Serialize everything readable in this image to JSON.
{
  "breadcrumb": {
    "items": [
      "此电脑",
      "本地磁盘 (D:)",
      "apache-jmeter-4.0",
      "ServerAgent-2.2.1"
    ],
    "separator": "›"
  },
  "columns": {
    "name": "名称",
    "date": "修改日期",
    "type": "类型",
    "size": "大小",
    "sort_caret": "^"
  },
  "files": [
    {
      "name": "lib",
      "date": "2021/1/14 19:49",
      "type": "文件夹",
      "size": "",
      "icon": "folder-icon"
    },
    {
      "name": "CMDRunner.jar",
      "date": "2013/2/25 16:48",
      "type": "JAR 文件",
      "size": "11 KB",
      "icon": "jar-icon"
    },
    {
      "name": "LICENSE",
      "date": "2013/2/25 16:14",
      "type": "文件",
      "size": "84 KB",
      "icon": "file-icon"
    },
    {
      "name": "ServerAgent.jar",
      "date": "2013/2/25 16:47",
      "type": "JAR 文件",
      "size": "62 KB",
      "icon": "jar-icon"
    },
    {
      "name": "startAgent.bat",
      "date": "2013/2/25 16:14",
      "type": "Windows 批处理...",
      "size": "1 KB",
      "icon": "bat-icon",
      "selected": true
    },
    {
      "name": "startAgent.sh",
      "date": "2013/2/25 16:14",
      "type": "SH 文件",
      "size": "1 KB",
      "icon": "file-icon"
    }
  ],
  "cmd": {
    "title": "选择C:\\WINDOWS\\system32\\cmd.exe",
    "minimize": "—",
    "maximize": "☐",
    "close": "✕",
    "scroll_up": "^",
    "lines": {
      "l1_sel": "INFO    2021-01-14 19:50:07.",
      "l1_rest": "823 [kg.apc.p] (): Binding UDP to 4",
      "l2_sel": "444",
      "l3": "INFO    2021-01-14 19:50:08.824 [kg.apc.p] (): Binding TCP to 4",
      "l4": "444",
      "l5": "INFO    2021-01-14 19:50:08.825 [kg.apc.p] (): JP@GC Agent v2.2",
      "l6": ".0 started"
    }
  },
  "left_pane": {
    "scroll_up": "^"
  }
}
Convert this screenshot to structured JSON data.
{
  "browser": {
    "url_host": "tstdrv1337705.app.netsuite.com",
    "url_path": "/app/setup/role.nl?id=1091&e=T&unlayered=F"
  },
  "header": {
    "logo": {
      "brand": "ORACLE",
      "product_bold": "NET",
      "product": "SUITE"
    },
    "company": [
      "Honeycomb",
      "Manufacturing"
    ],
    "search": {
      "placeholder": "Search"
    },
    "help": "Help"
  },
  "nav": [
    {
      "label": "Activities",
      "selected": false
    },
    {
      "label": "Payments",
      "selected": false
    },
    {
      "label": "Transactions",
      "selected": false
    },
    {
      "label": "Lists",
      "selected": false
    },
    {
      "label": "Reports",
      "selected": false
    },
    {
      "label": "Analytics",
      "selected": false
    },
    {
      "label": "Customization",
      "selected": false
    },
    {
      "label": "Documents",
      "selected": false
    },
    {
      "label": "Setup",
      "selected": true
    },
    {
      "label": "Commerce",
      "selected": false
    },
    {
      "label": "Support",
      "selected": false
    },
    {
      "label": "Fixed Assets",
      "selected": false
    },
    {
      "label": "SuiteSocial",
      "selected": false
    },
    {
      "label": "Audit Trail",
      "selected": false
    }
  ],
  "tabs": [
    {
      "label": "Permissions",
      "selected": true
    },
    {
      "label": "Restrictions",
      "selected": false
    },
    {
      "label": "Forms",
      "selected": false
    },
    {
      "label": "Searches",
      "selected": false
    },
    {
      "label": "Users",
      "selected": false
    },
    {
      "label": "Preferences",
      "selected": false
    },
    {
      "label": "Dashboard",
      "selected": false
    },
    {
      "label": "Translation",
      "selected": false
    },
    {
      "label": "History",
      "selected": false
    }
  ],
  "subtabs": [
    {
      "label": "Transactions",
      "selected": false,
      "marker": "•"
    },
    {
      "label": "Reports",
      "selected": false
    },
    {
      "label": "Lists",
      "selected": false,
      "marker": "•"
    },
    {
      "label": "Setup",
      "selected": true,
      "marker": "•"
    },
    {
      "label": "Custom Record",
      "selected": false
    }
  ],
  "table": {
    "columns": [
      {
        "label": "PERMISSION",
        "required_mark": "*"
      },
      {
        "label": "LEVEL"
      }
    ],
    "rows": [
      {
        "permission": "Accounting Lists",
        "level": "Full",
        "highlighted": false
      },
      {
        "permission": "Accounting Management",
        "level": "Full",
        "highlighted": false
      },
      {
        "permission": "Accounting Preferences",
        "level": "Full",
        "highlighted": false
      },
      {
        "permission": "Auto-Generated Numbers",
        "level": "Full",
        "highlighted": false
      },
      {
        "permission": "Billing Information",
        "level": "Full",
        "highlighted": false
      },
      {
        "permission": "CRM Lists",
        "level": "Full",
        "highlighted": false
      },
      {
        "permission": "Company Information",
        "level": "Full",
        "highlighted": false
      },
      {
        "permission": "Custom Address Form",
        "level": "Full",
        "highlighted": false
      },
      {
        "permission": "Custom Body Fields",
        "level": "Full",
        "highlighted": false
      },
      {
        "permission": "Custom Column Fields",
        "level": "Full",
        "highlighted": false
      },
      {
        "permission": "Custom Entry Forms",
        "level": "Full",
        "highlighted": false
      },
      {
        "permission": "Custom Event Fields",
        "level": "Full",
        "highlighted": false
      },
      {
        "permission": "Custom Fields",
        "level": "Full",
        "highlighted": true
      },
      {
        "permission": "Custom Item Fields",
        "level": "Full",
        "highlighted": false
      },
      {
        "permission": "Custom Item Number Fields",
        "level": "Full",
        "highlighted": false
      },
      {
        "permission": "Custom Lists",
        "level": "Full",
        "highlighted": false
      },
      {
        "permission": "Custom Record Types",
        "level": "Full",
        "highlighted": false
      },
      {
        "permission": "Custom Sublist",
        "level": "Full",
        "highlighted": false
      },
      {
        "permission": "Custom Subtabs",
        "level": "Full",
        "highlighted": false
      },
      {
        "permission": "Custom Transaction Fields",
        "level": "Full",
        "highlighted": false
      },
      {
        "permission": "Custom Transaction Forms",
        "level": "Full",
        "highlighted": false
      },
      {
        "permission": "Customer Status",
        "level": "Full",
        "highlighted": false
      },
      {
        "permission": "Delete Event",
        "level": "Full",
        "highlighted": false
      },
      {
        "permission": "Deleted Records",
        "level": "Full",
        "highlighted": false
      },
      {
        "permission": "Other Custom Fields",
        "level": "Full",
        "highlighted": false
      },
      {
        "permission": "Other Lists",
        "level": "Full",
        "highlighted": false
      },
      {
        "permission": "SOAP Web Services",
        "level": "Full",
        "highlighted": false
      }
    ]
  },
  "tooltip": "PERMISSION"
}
- - - -
### YOUR GOAL
Every entry in the listing must be retyped exactly.

### COMPLETED TASK
Serialize everything readable in this image to JSON.
{
  "breadcrumb": {
    "items": [
      "此电脑",
      "本地磁盘 (D:)",
      "apache-jmeter-4.0",
      "ServerAgent-2.2.1"
    ],
    "separator": "›"
  },
  "columns": {
    "name": "名称",
    "date": "修改日期",
    "type": "类型",
    "size": "大小",
    "sort_caret": "^"
  },
  "files": [
    {
      "name": "lib",
      "date": "2021/1/14 19:49",
      "type": "文件夹",
      "size": "",
      "icon": "folder-icon"
    },
    {
      "name": "CMDRunner.jar",
      "date": "2013/2/25 16:48",
      "type": "JAR 文件",
      "size": "11 KB",
      "icon": "jar-icon"
    },
    {
      "name": "LICENSE",
      "date": "2013/2/25 16:14",
      "type": "文件",
      "size": "84 KB",
      "icon": "file-icon"
    },
    {
      "name": "ServerAgent.jar",
      "date": "2013/2/25 16:47",
      "type": "JAR 文件",
      "size": "62 KB",
      "icon": "jar-icon"
    },
    {
      "name": "startAgent.bat",
      "date": "2013/2/25 16:14",
      "type": "Windows 批处理...",
      "size": "1 KB",
      "icon": "bat-icon",
      "selected": true
    },
    {
      "name": "startAgent.sh",
      "date": "2013/2/25 16:14",
      "type": "SH 文件",
      "size": "1 KB",
      "icon": "file-icon"
    }
  ],
  "cmd": {
    "title": "选择C:\\WINDOWS\\system32\\cmd.exe",
    "minimize": "—",
    "maximize": "☐",
    "close": "✕",
    "scroll_up": "^",
    "lines": {
      "l1_sel": "INFO    2021-01-14 19:50:07.",
      "l1_rest": "823 [kg.apc.p] (): Binding UDP to 4",
      "l2_sel": "444",
      "l3": "INFO    2021-01-14 19:50:08.824 [kg.apc.p] (): Binding TCP to 4",
      "l4": "444",
      "l5": "INFO    2021-01-14 19:50:08.825 [kg.apc.p] (): JP@GC Agent v2.2",
      "l6": ".0 started"
    }
  },
  "left_pane": {
    "scroll_up": "^"
  }
}
Convert this screenshot to structured JSON data.
{
  "browser": {
    "url_host": "tstdrv1337705.app.netsuite.com",
    "url_path": "/app/setup/role.nl?id=1091&e=T&unlayered=F"
  },
  "header": {
    "logo": {
      "brand": "ORACLE",
      "product_bold": "NET",
      "product": "SUITE"
    },
    "company": [
      "Honeycomb",
      "Manufacturing"
    ],
    "search": {
      "placeholder": "Search"
    },
    "help": "Help"
  },
  "nav": [
    {
      "label": "Activities",
      "selected": false
    },
    {
      "label": "Payments",
      "selected": false
    },
    {
      "label": "Transactions",
      "selected": false
    },
    {
      "label": "Lists",
      "selected": false
    },
    {
      "label": "Reports",
      "selected": false
    },
    {
      "label": "Analytics",
      "selected": false
    },
    {
      "label": "Customization",
      "selected": false
    },
    {
      "label": "Documents",
      "selected": false
    },
    {
      "label": "Setup",
      "selected": true
    },
    {
      "label": "Commerce",
      "selected": false
    },
    {
      "label": "Support",
      "selected": false
    },
    {
      "label": "Fixed Assets",
      "selected": false
    },
    {
      "label": "SuiteSocial",
      "selected": false
    },
    {
      "label": "Audit Trail",
      "selected": false
    }
  ],
  "tabs": [
    {
      "label": "Permissions",
      "selected": true
    },
    {
      "label": "Restrictions",
      "selected": false
    },
    {
      "label": "Forms",
      "selected": false
    },
    {
      "label": "Searches",
      "selected": false
    },
    {
      "label": "Users",
      "selected": false
    },
    {
      "label": "Preferences",
      "selected": false
    },
    {
      "label": "Dashboard",
      "selected": false
    },
    {
      "label": "Translation",
      "selected": false
    },
    {
      "label": "History",
      "selected": false
    }
  ],
  "subtabs": [
    {
      "label": "Transactions",
      "selected": false,
      "marker": "•"
    },
    {
      "label": "Reports",
      "selected": false
    },
    {
      "label": "Lists",
      "selected": false,
      "marker": "•"
    },
    {
      "label": "Setup",
      "selected": true,
      "marker": "•"
    },
    {
      "label": "Custom Record",
      "selected": false
    }
  ],
  "table": {
    "columns": [
      {
        "label": "PERMISSION",
        "required_mark": "*"
      },
      {
        "label": "LEVEL"
      }
    ],
    "rows": [
      {
        "permission": "Accounting Lists",
        "level": "Full",
        "highlighted": false
      },
      {
        "permission": "Accounting Management",
        "level": "Full",
        "highlighted": false
      },
      {
        "permission": "Accounting Preferences",
        "level": "Full",
        "highlighted": false
      },
      {
        "permission": "Auto-Generated Numbers",
        "level": "Full",
        "highlighted": false
      },
      {
        "permission": "Billing Information",
        "level": "Full",
        "highlighted": false
      },
      {
        "permission": "CRM Lists",
        "level": "Full",
        "highlighted": false
      },
      {
        "permission": "Company Information",
        "level": "Full",
        "highlighted": false
      },
      {
        "permission": "Custom Address Form",
        "level": "Full",
        "highlighted": false
      },
      {
        "permission": "Custom Body Fields",
        "level": "Full",
        "highlighted": false
      },
      {
        "permission": "Custom Column Fields",
        "level": "Full",
        "highlighted": false
      },
      {
        "permission": "Custom Entry Forms",
        "level": "Full",
        "highlighted": false
      },
      {
        "permission": "Custom Event Fields",
        "level": "Full",
        "highlighted": false
      },
      {
        "permission": "Custom Fields",
        "level": "Full",
        "highlighted": true
      },
      {
        "permission": "Custom Item Fields",
        "level": "Full",
        "highlighted": false
      },
      {
        "permission": "Custom Item Number Fields",
        "level": "Full",
        "highlighted": false
      },
      {
        "permission": "Custom Lists",
        "level": "Full",
        "highlighted": false
      },
      {
        "permission": "Custom Record Types",
        "level": "Full",
        "highlighted": false
      },
      {
        "permission": "Custom Sublist",
        "level": "Full",
        "highlighted": false
      },
      {
        "permission": "Custom Subtabs",
        "level": "Full",
        "highlighted": false
      },
      {
        "permission": "Custom Transaction Fields",
        "level": "Full",
        "highlighted": false
      },
      {
        "permission": "Custom Transaction Forms",
        "level": "Full",
        "highlighted": false
      },
      {
        "permission": "Customer Status",
        "level": "Full",
        "highlighted": false
      },
      {
        "permission": "Delete Event",
        "level": "Full",
        "highlighted": false
      },
      {
        "permission": "Deleted Records",
        "level": "Full",
        "highlighted": false
      },
      {
        "permission": "Other Custom Fields",
        "level": "Full",
        "highlighted": false
      },
      {
        "permission": "Other Lists",
        "level": "Full",
        "highlighted": false
      },
      {
        "permission": "SOAP Web Services",
        "level": "Full",
        "highlighted": false
      }
    ]
  },
  "tooltip": "PERMISSION"
}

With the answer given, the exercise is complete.